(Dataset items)
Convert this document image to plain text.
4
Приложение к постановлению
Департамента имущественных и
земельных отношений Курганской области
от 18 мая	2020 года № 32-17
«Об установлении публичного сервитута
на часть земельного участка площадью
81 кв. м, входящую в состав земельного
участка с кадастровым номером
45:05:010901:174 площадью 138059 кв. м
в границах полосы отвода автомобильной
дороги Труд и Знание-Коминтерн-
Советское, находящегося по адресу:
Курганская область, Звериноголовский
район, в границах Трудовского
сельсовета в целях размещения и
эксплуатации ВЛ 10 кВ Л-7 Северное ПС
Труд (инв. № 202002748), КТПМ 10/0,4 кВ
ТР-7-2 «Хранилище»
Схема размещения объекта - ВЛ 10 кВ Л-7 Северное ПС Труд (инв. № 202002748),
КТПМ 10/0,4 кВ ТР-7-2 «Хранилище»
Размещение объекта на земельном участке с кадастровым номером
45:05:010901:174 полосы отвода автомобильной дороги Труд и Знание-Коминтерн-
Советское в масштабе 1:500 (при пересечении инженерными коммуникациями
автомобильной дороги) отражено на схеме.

**Exercise requirements:**
Copy out all the entries shown above, character for character.

**Expected output:**
Convert this document image to plain text.
4
Приложение к постановлению
Департамента имущественных и
земельных отношений Курганской области
от 18 мая	2020 года № 32-17
«Об установлении публичного сервитута
на часть земельного участка площадью
81 кв. м, входящую в состав земельного
участка с кадастровым номером
45:05:010901:174 площадью 138059 кв. м
в границах полосы отвода автомобильной
дороги Труд и Знание-Коминтерн-
Советское, находящегося по адресу:
Курганская область, Звериноголовский
район, в границах Трудовского
сельсовета в целях размещения и
эксплуатации ВЛ 10 кВ Л-7 Северное ПС
Труд (инв. № 202002748), КТПМ 10/0,4 кВ
ТР-7-2 «Хранилище»
Схема размещения объекта - ВЛ 10 кВ Л-7 Северное ПС Труд (инв. № 202002748),
КТПМ 10/0,4 кВ ТР-7-2 «Хранилище»
Размещение объекта на земельном участке с кадастровым номером
45:05:010901:174 полосы отвода автомобильной дороги Труд и Знание-Коминтерн-
Советское в масштабе 1:500 (при пересечении инженерными коммуникациями
автомобильной дороги) отражено на схеме.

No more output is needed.